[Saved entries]
● ● ●
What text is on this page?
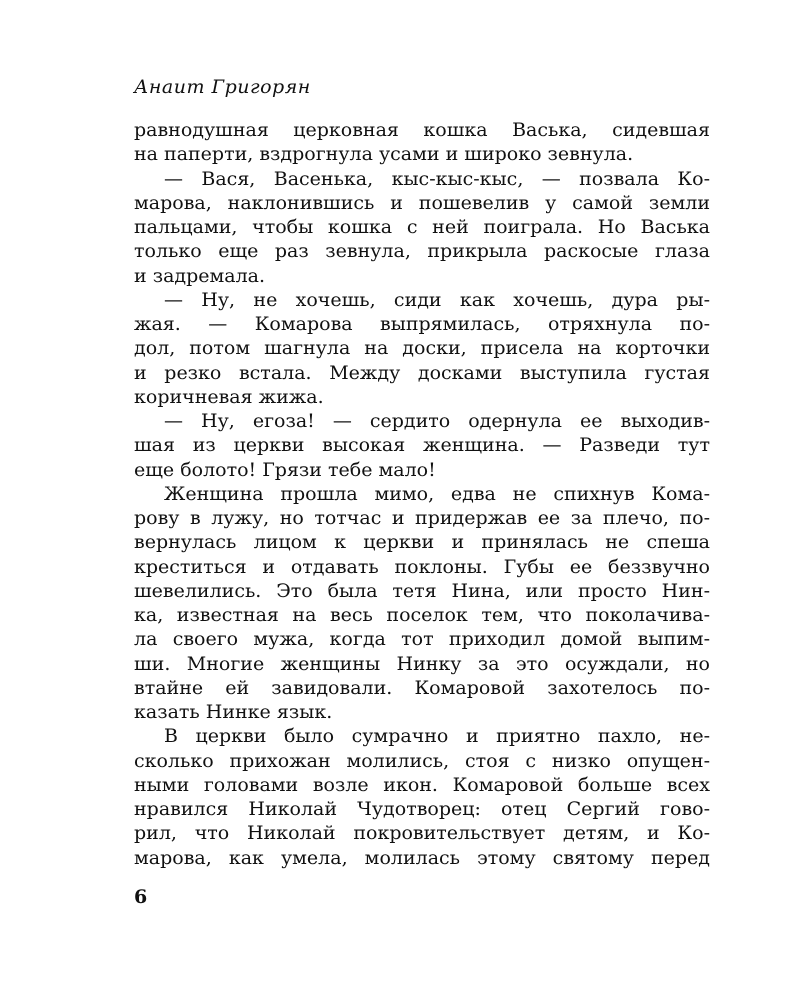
Анаит Григорян
равнодушная церковная кошка Васька, сидевшая
на паперти, вздрогнула усами и широко зевнула.
— Вася, Васенька, кыс-кыс-кыс, — позвала Ко-
марова, наклонившись и пошевелив у самой земли
пальцами, чтобы кошка с ней поиграла. Но Васька
только еще раз зевнула, прикрыла раскосые глаза
и задремала.
— Ну, не хочешь, сиди как хочешь, дура ры-
жая. — Комарова выпрямилась, отряхнула по-
дол, потом шагнула на доски, присела на корточки
и резко встала. Между досками выступила густая
коричневая жижа.
— Ну, егоза! — сердито одернула ее выходив-
шая из церкви высокая женщина. — Разведи тут
еще болото! Грязи тебе мало!
Женщина прошла мимо, едва не спихнув Кома-
рову в лужу, но тотчас и придержав ее за плечо, по-
вернулась лицом к церкви и принялась не спеша
креститься и отдавать поклоны. Губы ее беззвучно
шевелились. Это была тетя Нина, или просто Нин-
ка, известная на весь поселок тем, что поколачива-
ла своего мужа, когда тот приходил домой выпим-
ши. Многие женщины Нинку за это осуждали, но
втайне ей завидовали. Комаровой захотелось по-
казать Нинке язык.
В церкви было сумрачно и приятно пахло, не-
сколько прихожан молились, стоя с низко опущен-
ными головами возле икон. Комаровой больше всех
нравился Николай Чудотворец: отец Сергий гово-
рил, что Николай покровительствует детям, и Ко-
марова, как умела, молилась этому святому перед
6
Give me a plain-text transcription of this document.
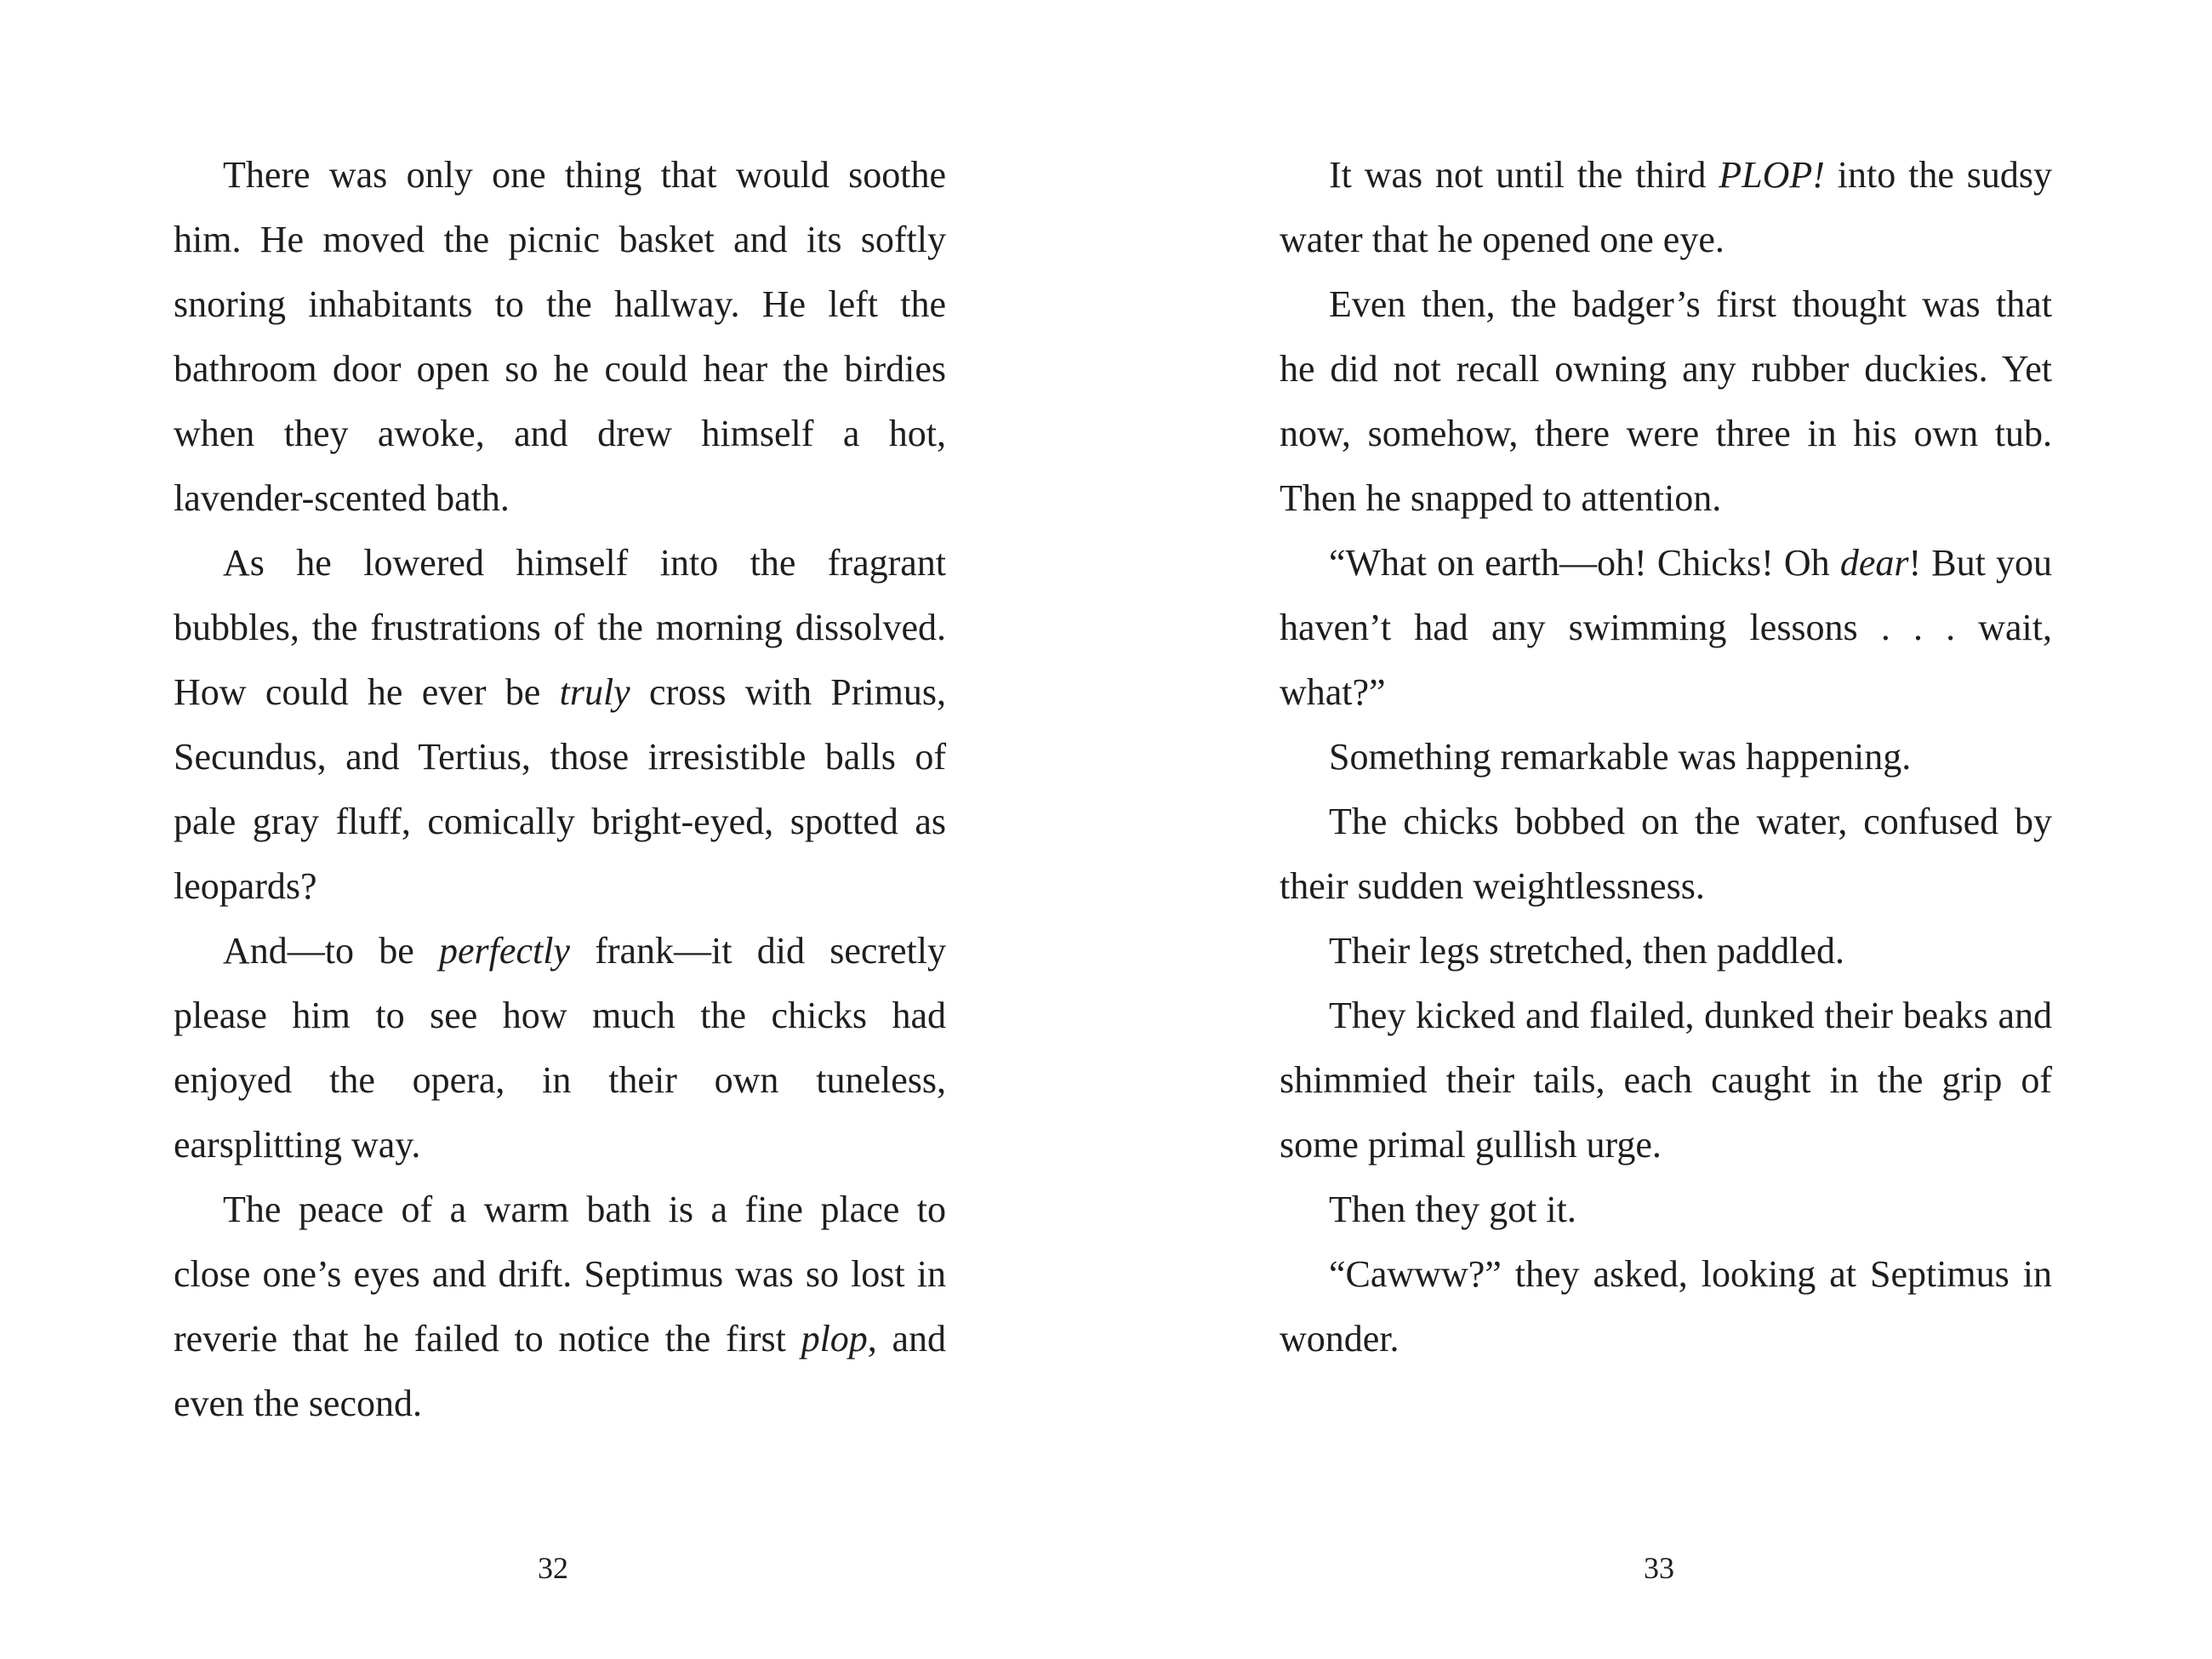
There was only one thing that would soothe him. He moved the picnic basket and its softly snoring inhabitants to the hallway. He left the bathroom door open so he could hear the birdies when they awoke, and drew himself a hot, lavender-scented bath.

As he lowered himself into the fragrant bubbles, the frustrations of the morning dissolved. How could he ever be truly cross with Primus, Secundus, and Tertius, those irresistible balls of pale gray fluff, comically bright-eyed, spotted as leopards?

And—to be perfectly frank—it did secretly please him to see how much the chicks had enjoyed the opera, in their own tuneless, earsplitting way.

The peace of a warm bath is a fine place to close one’s eyes and drift. Septimus was so lost in reverie that he failed to notice the first plop, and even the second.

32

It was not until the third PLOP! into the sudsy water that he opened one eye.

Even then, the badger’s first thought was that he did not recall owning any rubber duckies. Yet now, somehow, there were three in his own tub. Then he snapped to attention.

“What on earth—oh! Chicks! Oh dear! But you haven’t had any swimming lessons . . . wait, what?”

Something remarkable was happening.

The chicks bobbed on the water, confused by their sudden weightlessness.

Their legs stretched, then paddled.

They kicked and flailed, dunked their beaks and shimmied their tails, each caught in the grip of some primal gullish urge.

Then they got it.

“Cawww?” they asked, looking at Septimus in wonder.

33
● ● ●
Reproduce the records above exactly, leaving out every picture they contain.

• [Result of this exercise]:
What text is on this page?
Анаит Григорян
равнодушная церковная кошка Васька, сидевшая
на паперти, вздрогнула усами и широко зевнула.
— Вася, Васенька, кыс-кыс-кыс, — позвала Ко-
марова, наклонившись и пошевелив у самой земли
пальцами, чтобы кошка с ней поиграла. Но Васька
только еще раз зевнула, прикрыла раскосые глаза
и задремала.
— Ну, не хочешь, сиди как хочешь, дура ры-
жая. — Комарова выпрямилась, отряхнула по-
дол, потом шагнула на доски, присела на корточки
и резко встала. Между досками выступила густая
коричневая жижа.
— Ну, егоза! — сердито одернула ее выходив-
шая из церкви высокая женщина. — Разведи тут
еще болото! Грязи тебе мало!
Женщина прошла мимо, едва не спихнув Кома-
рову в лужу, но тотчас и придержав ее за плечо, по-
вернулась лицом к церкви и принялась не спеша
креститься и отдавать поклоны. Губы ее беззвучно
шевелились. Это была тетя Нина, или просто Нин-
ка, известная на весь поселок тем, что поколачива-
ла своего мужа, когда тот приходил домой выпим-
ши. Многие женщины Нинку за это осуждали, но
втайне ей завидовали. Комаровой захотелось по-
казать Нинке язык.
В церкви было сумрачно и приятно пахло, не-
сколько прихожан молились, стоя с низко опущен-
ными головами возле икон. Комаровой больше всех
нравился Николай Чудотворец: отец Сергий гово-
рил, что Николай покровительствует детям, и Ко-
марова, как умела, молилась этому святому перед
6
Give me a plain-text transcription of this document.
There was only one thing that would soothe him. He moved the picnic basket and its softly snoring inhabitants to the hallway. He left the bathroom door open so he could hear the birdies when they awoke, and drew himself a hot, lavender-scented bath.

As he lowered himself into the fragrant bubbles, the frustrations of the morning dissolved. How could he ever be truly cross with Primus, Secundus, and Tertius, those irresistible balls of pale gray fluff, comically bright-eyed, spotted as leopards?

And—to be perfectly frank—it did secretly please him to see how much the chicks had enjoyed the opera, in their own tuneless, earsplitting way.

The peace of a warm bath is a fine place to close one’s eyes and drift. Septimus was so lost in reverie that he failed to notice the first plop, and even the second.

32

It was not until the third PLOP! into the sudsy water that he opened one eye.

Even then, the badger’s first thought was that he did not recall owning any rubber duckies. Yet now, somehow, there were three in his own tub. Then he snapped to attention.

“What on earth—oh! Chicks! Oh dear! But you haven’t had any swimming lessons . . . wait, what?”

Something remarkable was happening.

The chicks bobbed on the water, confused by their sudden weightlessness.

Their legs stretched, then paddled.

They kicked and flailed, dunked their beaks and shimmied their tails, each caught in the grip of some primal gullish urge.

Then they got it.

“Cawww?” they asked, looking at Septimus in wonder.

33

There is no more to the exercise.